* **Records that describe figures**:
——

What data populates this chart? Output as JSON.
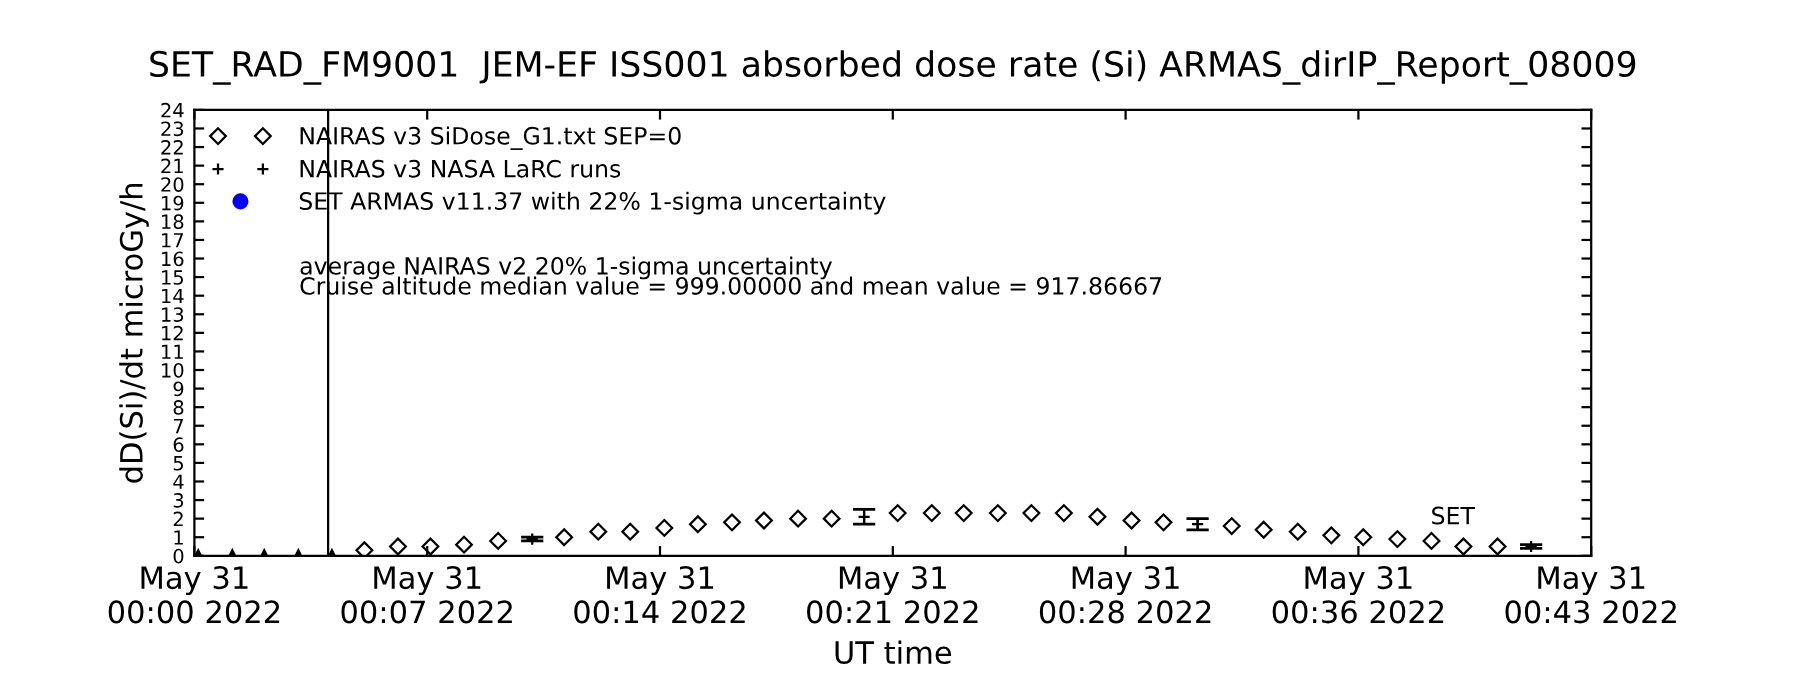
{
  "chart_data": {
    "type": "scatter",
    "title": "SET_RAD_FM9001  JEM-EF ISS001 absorbed dose rate (Si) ARMAS_dirIP_Report_08009",
    "xlabel": "UT time",
    "ylabel": "dD(Si)/dt microGy/h",
    "xlim": [
      "2022-05-31T00:00:00",
      "2022-05-31T00:43:00"
    ],
    "ylim": [
      0,
      24
    ],
    "xticks": [
      {
        "value": "2022-05-31T00:00:00",
        "label": "May 31\n00:00 2022"
      },
      {
        "value": "2022-05-31T00:07:10",
        "label": "May 31\n00:07 2022"
      },
      {
        "value": "2022-05-31T00:14:20",
        "label": "May 31\n00:14 2022"
      },
      {
        "value": "2022-05-31T00:21:30",
        "label": "May 31\n00:21 2022"
      },
      {
        "value": "2022-05-31T00:28:40",
        "label": "May 31\n00:28 2022"
      },
      {
        "value": "2022-05-31T00:35:50",
        "label": "May 31\n00:36 2022"
      },
      {
        "value": "2022-05-31T00:43:00",
        "label": "May 31\n00:43 2022"
      }
    ],
    "yticks": [
      0,
      1,
      2,
      3,
      4,
      5,
      6,
      7,
      8,
      9,
      10,
      11,
      12,
      13,
      14,
      15,
      16,
      17,
      18,
      19,
      20,
      21,
      22,
      23,
      24
    ],
    "grid": false,
    "legend": "top left",
    "ref_lines": [
      {
        "axis": "x",
        "value": "2022-05-31T00:04:07",
        "color": "#000000"
      }
    ],
    "annotations": [
      "average NAIRAS v2 20% 1-sigma uncertainty",
      "Cruise altitude median value = 999.00000 and mean value = 917.86667",
      "SET"
    ],
    "series": [
      {
        "name": "NAIRAS v3 SiDose_G1.txt SEP=0",
        "color": "#000000",
        "marker": "diamond",
        "x": [
          "2022-05-31T00:05:14",
          "2022-05-31T00:06:16",
          "2022-05-31T00:07:16",
          "2022-05-31T00:08:18",
          "2022-05-31T00:09:21",
          "2022-05-31T00:11:23",
          "2022-05-31T00:12:26",
          "2022-05-31T00:13:25",
          "2022-05-31T00:14:28",
          "2022-05-31T00:15:30",
          "2022-05-31T00:16:33",
          "2022-05-31T00:17:32",
          "2022-05-31T00:18:35",
          "2022-05-31T00:19:37",
          "2022-05-31T00:21:39",
          "2022-05-31T00:22:42",
          "2022-05-31T00:23:41",
          "2022-05-31T00:24:44",
          "2022-05-31T00:25:46",
          "2022-05-31T00:26:46",
          "2022-05-31T00:27:48",
          "2022-05-31T00:28:51",
          "2022-05-31T00:29:50",
          "2022-05-31T00:31:56",
          "2022-05-31T00:32:55",
          "2022-05-31T00:33:58",
          "2022-05-31T00:35:00",
          "2022-05-31T00:35:59",
          "2022-05-31T00:37:02",
          "2022-05-31T00:38:05",
          "2022-05-31T00:39:04",
          "2022-05-31T00:40:07"
        ],
        "values": [
          0.3,
          0.5,
          0.5,
          0.6,
          0.8,
          1.0,
          1.3,
          1.3,
          1.5,
          1.7,
          1.8,
          1.9,
          2.0,
          2.0,
          2.3,
          2.3,
          2.3,
          2.3,
          2.3,
          2.3,
          2.1,
          1.9,
          1.8,
          1.6,
          1.4,
          1.3,
          1.1,
          1.0,
          0.9,
          0.8,
          0.5,
          0.5
        ]
      },
      {
        "name": "NAIRAS v3 NASA LaRC runs",
        "color": "#000000",
        "marker": "cross",
        "x": [
          "2022-05-31T00:10:24",
          "2022-05-31T00:20:37",
          "2022-05-31T00:30:53",
          "2022-05-31T00:41:09"
        ],
        "values": [
          0.9,
          2.1,
          1.7,
          0.5
        ],
        "errors": [
          0.1,
          0.4,
          0.3,
          0.1
        ]
      },
      {
        "name": "SET ARMAS v11.37 with 22% 1-sigma uncertainty",
        "color": "#0000ff",
        "marker": "circle"
      },
      {
        "color": "#000000",
        "marker": "triangle",
        "x": [
          "2022-05-31T00:00:07",
          "2022-05-31T00:01:10",
          "2022-05-31T00:02:09",
          "2022-05-31T00:03:12",
          "2022-05-31T00:04:14"
        ],
        "values": [
          0,
          0,
          0,
          0,
          0
        ]
      }
    ]
  }
}
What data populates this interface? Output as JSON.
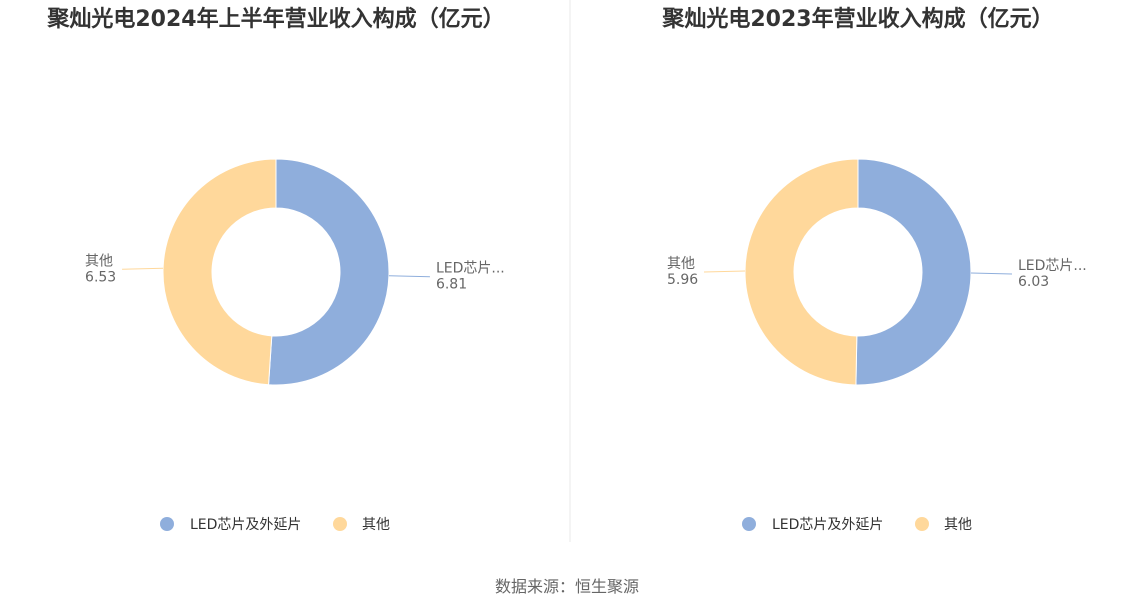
{
  "source": "数据来源：恒生聚源",
  "chart_data": [
    {
      "type": "pie",
      "style": "donut",
      "title": "聚灿光电2024年上半年营业收入构成（亿元）",
      "categories": [
        "LED芯片及外延片",
        "其他"
      ],
      "slice_labels": [
        "LED芯片...",
        "其他"
      ],
      "values": [
        6.81,
        6.53
      ],
      "colors": [
        "#8FAEDC",
        "#FFD89B"
      ],
      "legend": "bottom"
    },
    {
      "type": "pie",
      "style": "donut",
      "title": "聚灿光电2023年营业收入构成（亿元）",
      "categories": [
        "LED芯片及外延片",
        "其他"
      ],
      "slice_labels": [
        "LED芯片...",
        "其他"
      ],
      "values": [
        6.03,
        5.96
      ],
      "colors": [
        "#8FAEDC",
        "#FFD89B"
      ],
      "legend": "bottom"
    }
  ]
}
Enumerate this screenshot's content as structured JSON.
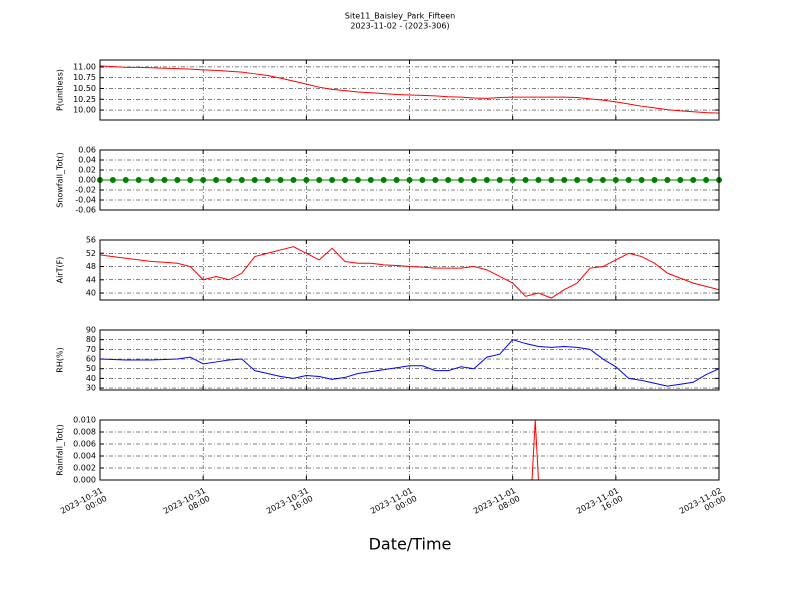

——

* **TASK REQUIREMENTS**: What is the number of lines above that contain "name"? Answer with that number only.

* **ANSWER FOR THE TASK**: 3